• _AIM OF THE EXERCISE_
Scan the material for the word "children", and copy each line where it shows up.

Entries from a visual dataset
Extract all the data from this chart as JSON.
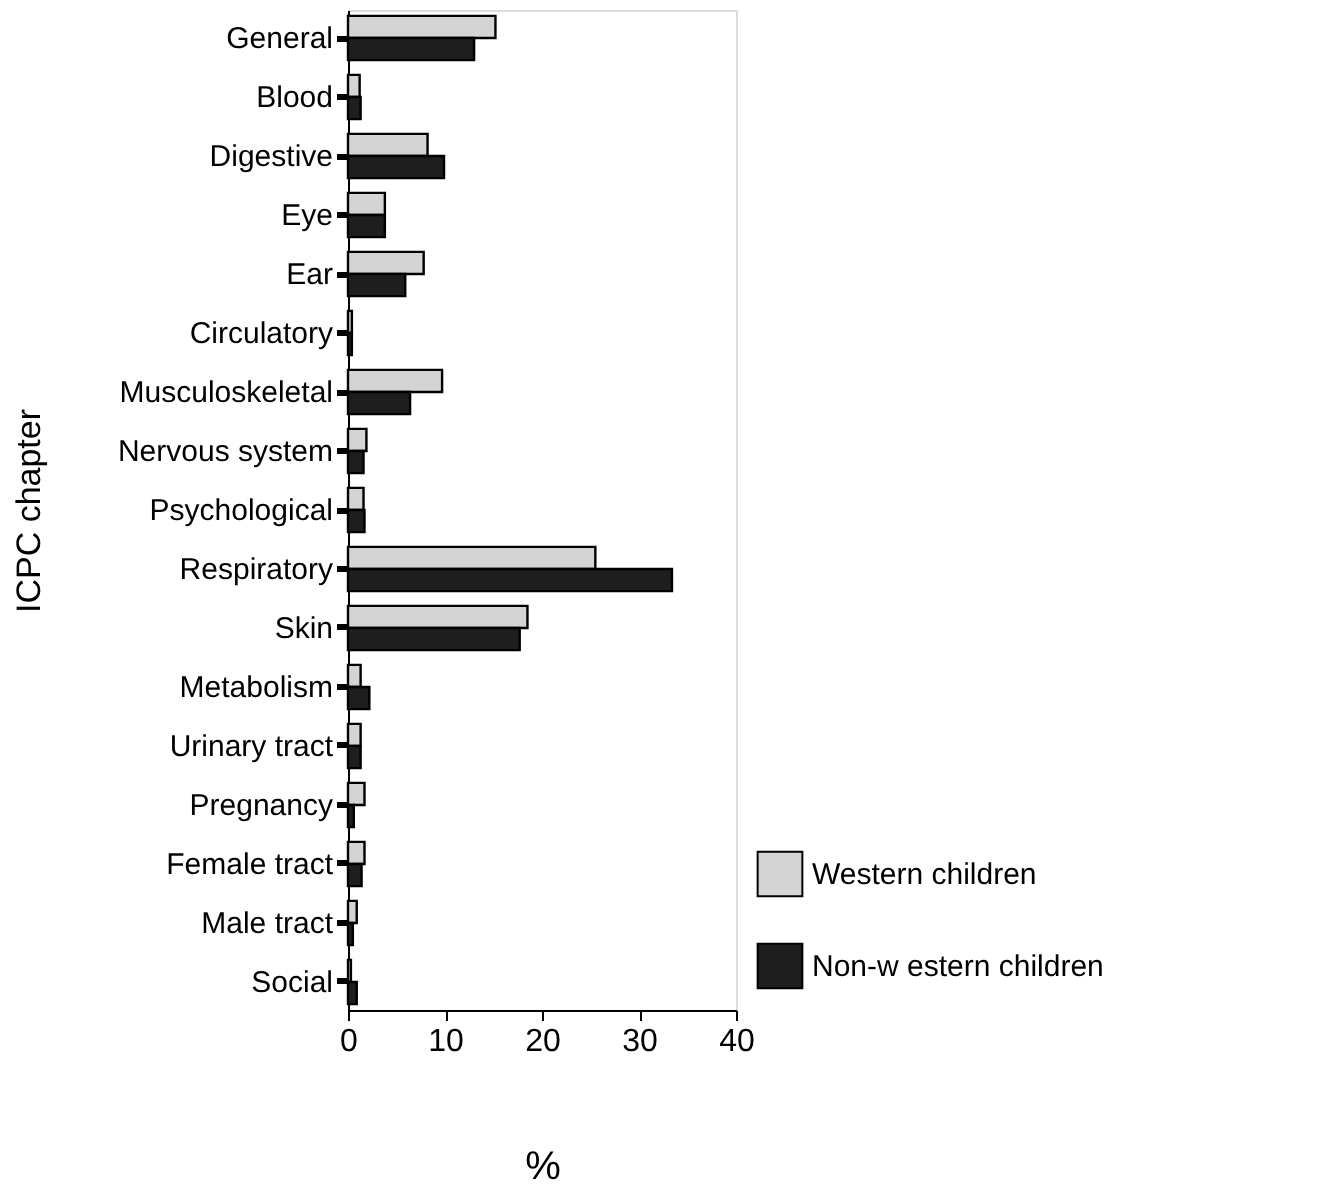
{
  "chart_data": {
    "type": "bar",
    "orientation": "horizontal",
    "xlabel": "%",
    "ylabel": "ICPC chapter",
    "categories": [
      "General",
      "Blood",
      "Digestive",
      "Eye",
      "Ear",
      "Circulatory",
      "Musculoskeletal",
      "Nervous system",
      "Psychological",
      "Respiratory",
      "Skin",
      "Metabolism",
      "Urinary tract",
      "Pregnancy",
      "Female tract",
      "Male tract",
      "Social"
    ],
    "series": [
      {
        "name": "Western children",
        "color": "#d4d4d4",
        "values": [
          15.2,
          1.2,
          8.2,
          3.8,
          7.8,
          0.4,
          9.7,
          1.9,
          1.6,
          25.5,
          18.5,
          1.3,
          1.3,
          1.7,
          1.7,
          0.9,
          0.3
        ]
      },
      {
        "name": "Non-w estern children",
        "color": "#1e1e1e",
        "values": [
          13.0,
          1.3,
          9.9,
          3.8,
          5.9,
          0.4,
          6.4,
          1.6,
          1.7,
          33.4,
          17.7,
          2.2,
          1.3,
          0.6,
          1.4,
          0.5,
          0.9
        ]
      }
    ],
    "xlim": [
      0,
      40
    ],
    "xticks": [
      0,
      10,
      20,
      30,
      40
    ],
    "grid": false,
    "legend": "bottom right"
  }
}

• _PROBLEM SOLUTION_
        "name": "Western children",
        "name": "Non-w estern children",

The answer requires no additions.